▶ _THE PROBLEM_:
Reproduce each record exactly.

▶ _SUPPLIED INFORMATION_:
━━━━

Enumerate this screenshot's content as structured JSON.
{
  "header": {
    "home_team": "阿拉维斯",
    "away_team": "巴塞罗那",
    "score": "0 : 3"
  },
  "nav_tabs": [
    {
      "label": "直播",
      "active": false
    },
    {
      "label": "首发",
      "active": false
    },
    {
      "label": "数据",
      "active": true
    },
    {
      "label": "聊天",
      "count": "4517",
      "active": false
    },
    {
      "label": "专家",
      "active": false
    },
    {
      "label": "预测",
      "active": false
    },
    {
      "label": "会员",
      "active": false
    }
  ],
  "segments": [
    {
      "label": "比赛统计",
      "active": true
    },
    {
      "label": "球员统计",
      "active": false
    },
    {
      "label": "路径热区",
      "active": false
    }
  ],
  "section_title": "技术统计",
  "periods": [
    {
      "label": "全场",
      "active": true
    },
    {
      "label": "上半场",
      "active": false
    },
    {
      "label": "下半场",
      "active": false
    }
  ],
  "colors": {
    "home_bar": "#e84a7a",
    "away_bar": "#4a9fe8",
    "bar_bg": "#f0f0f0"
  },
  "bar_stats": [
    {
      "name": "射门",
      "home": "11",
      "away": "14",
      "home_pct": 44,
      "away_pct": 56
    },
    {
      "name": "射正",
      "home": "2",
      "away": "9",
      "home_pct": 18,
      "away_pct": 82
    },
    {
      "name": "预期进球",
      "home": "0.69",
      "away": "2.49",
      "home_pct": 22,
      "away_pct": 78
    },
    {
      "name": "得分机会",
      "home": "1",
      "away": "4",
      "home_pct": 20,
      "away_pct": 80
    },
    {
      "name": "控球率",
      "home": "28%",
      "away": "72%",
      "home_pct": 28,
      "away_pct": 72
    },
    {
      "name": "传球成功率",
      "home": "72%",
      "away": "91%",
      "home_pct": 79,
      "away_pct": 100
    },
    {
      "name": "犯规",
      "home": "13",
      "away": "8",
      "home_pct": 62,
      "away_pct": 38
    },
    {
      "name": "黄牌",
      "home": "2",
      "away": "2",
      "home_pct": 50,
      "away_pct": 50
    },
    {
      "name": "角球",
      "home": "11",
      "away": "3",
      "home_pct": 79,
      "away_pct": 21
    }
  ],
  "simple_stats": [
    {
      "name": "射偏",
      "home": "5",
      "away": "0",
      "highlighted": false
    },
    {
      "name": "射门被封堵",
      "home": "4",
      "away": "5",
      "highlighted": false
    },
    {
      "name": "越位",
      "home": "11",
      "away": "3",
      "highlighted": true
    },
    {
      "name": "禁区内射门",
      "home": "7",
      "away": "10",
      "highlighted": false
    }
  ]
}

━━━━

▶ _TASK RESULT_:
Enumerate this screenshot's content as structured JSON.
{
  "header": {
    "home_team": "阿拉维斯",
    "away_team": "巴塞罗那",
    "score": "0 : 3"
  },
  "nav_tabs": [
    {
      "label": "直播",
      "active": false
    },
    {
      "label": "首发",
      "active": false
    },
    {
      "label": "数据",
      "active": true
    },
    {
      "label": "聊天",
      "count": "4517",
      "active": false
    },
    {
      "label": "专家",
      "active": false
    },
    {
      "label": "预测",
      "active": false
    },
    {
      "label": "会员",
      "active": false
    }
  ],
  "segments": [
    {
      "label": "比赛统计",
      "active": true
    },
    {
      "label": "球员统计",
      "active": false
    },
    {
      "label": "路径热区",
      "active": false
    }
  ],
  "section_title": "技术统计",
  "periods": [
    {
      "label": "全场",
      "active": true
    },
    {
      "label": "上半场",
      "active": false
    },
    {
      "label": "下半场",
      "active": false
    }
  ],
  "colors": {
    "home_bar": "#e84a7a",
    "away_bar": "#4a9fe8",
    "bar_bg": "#f0f0f0"
  },
  "bar_stats": [
    {
      "name": "射门",
      "home": "11",
      "away": "14",
      "home_pct": 44,
      "away_pct": 56
    },
    {
      "name": "射正",
      "home": "2",
      "away": "9",
      "home_pct": 18,
      "away_pct": 82
    },
    {
      "name": "预期进球",
      "home": "0.69",
      "away": "2.49",
      "home_pct": 22,
      "away_pct": 78
    },
    {
      "name": "得分机会",
      "home": "1",
      "away": "4",
      "home_pct": 20,
      "away_pct": 80
    },
    {
      "name": "控球率",
      "home": "28%",
      "away": "72%",
      "home_pct": 28,
      "away_pct": 72
    },
    {
      "name": "传球成功率",
      "home": "72%",
      "away": "91%",
      "home_pct": 79,
      "away_pct": 100
    },
    {
      "name": "犯规",
      "home": "13",
      "away": "8",
      "home_pct": 62,
      "away_pct": 38
    },
    {
      "name": "黄牌",
      "home": "2",
      "away": "2",
      "home_pct": 50,
      "away_pct": 50
    },
    {
      "name": "角球",
      "home": "11",
      "away": "3",
      "home_pct": 79,
      "away_pct": 21
    }
  ],
  "simple_stats": [
    {
      "name": "射偏",
      "home": "5",
      "away": "0",
      "highlighted": false
    },
    {
      "name": "射门被封堵",
      "home": "4",
      "away": "5",
      "highlighted": false
    },
    {
      "name": "越位",
      "home": "11",
      "away": "3",
      "highlighted": true
    },
    {
      "name": "禁区内射门",
      "home": "7",
      "away": "10",
      "highlighted": false
    }
  ]
}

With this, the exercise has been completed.